#### Exercise requirements
Using the data below, gather each line that includes the word "bandpass".

#### Data lines
>> Start

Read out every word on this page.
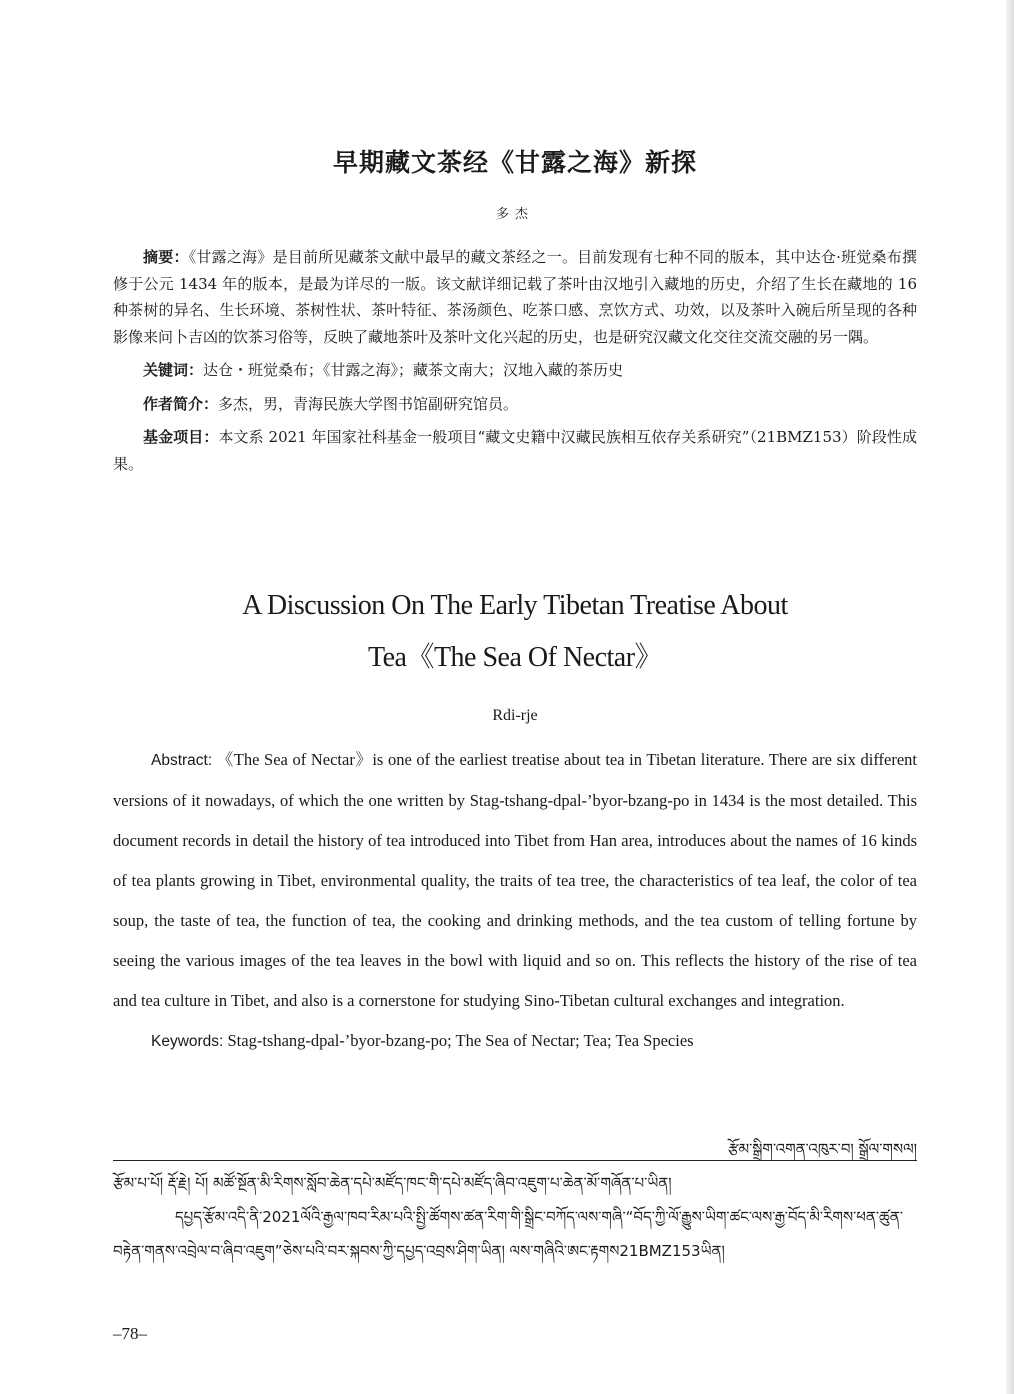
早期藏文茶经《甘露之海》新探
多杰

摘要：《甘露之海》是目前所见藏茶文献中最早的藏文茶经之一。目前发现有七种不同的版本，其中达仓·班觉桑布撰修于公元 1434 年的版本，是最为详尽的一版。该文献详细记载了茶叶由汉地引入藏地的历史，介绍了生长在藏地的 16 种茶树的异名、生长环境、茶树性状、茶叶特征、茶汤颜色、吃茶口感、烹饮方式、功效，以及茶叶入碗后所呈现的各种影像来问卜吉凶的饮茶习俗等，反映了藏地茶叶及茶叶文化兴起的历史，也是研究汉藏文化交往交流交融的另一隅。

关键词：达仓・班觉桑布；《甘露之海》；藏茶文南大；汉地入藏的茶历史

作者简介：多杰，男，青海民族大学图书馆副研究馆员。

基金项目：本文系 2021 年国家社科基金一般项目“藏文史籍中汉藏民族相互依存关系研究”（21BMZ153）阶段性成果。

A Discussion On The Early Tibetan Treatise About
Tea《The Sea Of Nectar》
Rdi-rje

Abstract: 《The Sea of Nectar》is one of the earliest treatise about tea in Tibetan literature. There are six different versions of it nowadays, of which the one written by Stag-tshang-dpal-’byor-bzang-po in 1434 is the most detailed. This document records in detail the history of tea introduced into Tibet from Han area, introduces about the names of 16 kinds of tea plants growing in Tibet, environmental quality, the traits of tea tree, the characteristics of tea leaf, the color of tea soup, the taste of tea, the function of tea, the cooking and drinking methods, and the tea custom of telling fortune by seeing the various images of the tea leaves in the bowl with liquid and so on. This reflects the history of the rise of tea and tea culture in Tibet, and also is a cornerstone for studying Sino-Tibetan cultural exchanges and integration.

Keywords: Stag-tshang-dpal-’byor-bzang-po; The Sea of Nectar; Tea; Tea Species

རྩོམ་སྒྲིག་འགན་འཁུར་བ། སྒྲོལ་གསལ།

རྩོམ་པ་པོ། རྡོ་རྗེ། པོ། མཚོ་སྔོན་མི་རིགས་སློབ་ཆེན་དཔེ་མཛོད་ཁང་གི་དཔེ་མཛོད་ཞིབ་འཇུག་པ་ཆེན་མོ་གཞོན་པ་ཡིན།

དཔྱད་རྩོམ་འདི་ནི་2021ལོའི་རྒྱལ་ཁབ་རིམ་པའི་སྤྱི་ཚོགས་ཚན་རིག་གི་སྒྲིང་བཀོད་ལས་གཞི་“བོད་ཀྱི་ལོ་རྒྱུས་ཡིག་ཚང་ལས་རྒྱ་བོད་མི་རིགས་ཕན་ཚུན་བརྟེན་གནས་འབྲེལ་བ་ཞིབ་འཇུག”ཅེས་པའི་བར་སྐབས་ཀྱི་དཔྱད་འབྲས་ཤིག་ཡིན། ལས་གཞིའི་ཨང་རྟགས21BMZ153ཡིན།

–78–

>> End
>> Start

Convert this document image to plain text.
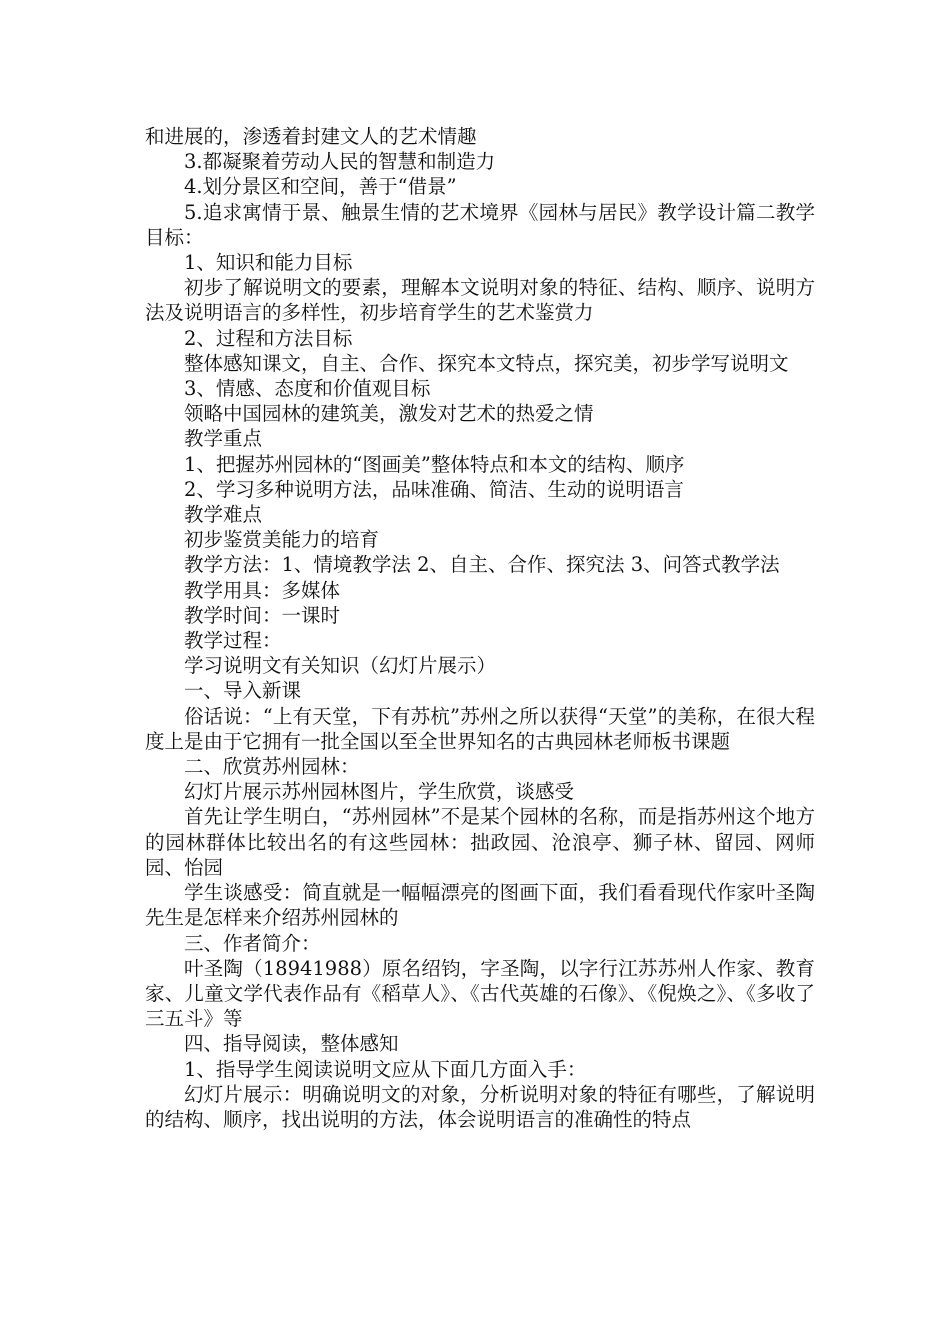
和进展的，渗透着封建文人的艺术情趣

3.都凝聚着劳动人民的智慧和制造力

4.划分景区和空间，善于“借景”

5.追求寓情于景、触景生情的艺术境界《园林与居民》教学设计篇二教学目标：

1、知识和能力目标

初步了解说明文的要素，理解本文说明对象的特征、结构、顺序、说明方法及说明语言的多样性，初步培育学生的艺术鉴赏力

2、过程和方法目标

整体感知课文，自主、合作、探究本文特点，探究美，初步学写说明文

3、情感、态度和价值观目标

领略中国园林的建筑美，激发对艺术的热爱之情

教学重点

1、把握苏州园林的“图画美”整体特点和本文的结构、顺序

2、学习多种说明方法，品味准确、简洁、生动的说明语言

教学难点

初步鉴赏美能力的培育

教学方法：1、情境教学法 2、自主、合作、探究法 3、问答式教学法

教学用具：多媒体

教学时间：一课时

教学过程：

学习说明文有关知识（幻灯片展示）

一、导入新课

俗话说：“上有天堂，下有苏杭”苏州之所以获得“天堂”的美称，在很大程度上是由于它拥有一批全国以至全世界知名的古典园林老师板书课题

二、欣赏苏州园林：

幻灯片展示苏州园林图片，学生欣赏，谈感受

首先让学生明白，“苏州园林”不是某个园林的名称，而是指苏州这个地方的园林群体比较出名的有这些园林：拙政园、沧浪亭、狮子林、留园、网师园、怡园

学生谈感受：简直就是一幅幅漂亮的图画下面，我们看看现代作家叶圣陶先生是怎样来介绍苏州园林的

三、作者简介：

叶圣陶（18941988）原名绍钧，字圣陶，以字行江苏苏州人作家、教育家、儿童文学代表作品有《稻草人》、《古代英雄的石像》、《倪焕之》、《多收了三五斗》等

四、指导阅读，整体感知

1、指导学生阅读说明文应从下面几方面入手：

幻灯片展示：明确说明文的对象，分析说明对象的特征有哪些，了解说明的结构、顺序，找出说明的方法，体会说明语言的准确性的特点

>> End
>> Start

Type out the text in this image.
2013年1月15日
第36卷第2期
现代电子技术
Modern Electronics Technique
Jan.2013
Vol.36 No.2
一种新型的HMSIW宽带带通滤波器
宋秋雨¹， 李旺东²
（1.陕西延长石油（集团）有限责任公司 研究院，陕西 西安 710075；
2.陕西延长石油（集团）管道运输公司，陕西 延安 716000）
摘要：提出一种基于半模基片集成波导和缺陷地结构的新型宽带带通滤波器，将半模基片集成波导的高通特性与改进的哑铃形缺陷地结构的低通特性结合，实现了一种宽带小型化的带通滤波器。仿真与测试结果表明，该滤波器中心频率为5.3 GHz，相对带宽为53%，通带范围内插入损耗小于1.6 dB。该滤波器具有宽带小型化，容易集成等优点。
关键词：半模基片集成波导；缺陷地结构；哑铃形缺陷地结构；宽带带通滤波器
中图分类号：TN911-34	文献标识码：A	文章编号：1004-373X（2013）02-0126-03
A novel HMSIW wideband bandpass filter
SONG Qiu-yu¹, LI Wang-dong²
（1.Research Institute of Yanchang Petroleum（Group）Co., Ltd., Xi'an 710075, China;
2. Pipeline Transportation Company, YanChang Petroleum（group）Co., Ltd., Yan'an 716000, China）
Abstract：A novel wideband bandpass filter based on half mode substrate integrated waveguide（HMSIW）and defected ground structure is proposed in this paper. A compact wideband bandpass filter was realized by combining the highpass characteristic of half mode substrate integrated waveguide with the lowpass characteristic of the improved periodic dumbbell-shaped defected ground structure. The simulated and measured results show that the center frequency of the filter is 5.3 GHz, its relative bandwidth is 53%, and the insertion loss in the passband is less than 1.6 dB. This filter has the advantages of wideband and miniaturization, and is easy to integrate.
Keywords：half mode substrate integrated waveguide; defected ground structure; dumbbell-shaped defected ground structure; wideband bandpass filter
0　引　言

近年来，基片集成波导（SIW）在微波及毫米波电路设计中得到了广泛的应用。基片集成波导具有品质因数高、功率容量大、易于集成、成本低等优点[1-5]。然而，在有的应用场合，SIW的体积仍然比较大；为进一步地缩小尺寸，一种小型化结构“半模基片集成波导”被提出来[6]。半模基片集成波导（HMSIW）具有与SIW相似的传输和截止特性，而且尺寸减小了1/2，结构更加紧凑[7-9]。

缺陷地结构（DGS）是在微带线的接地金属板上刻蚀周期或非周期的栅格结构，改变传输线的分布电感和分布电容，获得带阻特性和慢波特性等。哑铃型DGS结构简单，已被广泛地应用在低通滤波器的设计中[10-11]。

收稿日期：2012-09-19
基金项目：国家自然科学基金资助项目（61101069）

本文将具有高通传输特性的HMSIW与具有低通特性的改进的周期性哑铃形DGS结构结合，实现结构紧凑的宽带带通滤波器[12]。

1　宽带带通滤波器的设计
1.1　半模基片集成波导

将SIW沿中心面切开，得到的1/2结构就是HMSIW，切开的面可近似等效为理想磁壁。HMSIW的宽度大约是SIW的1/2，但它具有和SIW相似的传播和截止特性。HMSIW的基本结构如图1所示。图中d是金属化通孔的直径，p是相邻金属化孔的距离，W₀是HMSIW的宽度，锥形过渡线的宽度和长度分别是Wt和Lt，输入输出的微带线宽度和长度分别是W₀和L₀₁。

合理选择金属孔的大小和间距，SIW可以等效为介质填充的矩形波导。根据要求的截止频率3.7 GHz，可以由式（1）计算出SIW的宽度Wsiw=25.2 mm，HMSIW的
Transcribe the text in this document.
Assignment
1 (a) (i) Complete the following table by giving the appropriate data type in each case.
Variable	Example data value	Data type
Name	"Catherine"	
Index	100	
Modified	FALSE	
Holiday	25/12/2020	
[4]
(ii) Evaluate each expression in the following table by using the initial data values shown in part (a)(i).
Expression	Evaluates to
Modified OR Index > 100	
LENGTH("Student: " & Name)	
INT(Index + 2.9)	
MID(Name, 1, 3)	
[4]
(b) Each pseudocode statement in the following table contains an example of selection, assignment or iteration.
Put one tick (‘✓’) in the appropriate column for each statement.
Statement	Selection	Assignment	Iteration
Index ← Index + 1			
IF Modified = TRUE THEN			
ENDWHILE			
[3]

>> End

#### Task answer
A novel HMSIW wideband bandpass filter
Abstract：A novel wideband bandpass filter based on half mode substrate integrated waveguide（HMSIW）and defected ground structure is proposed in this paper. A compact wideband bandpass filter was realized by combining the highpass characteristic of half mode substrate integrated waveguide with the lowpass characteristic of the improved periodic dumbbell-shaped defected ground structure. The simulated and measured results show that the center frequency of the filter is 5.3 GHz, its relative bandwidth is 53%, and the insertion loss in the passband is less than 1.6 dB. This filter has the advantages of wideband and miniaturization, and is easy to integrate.
Keywords：half mode substrate integrated waveguide; defected ground structure; dumbbell-shaped defected ground structure; wideband bandpass filter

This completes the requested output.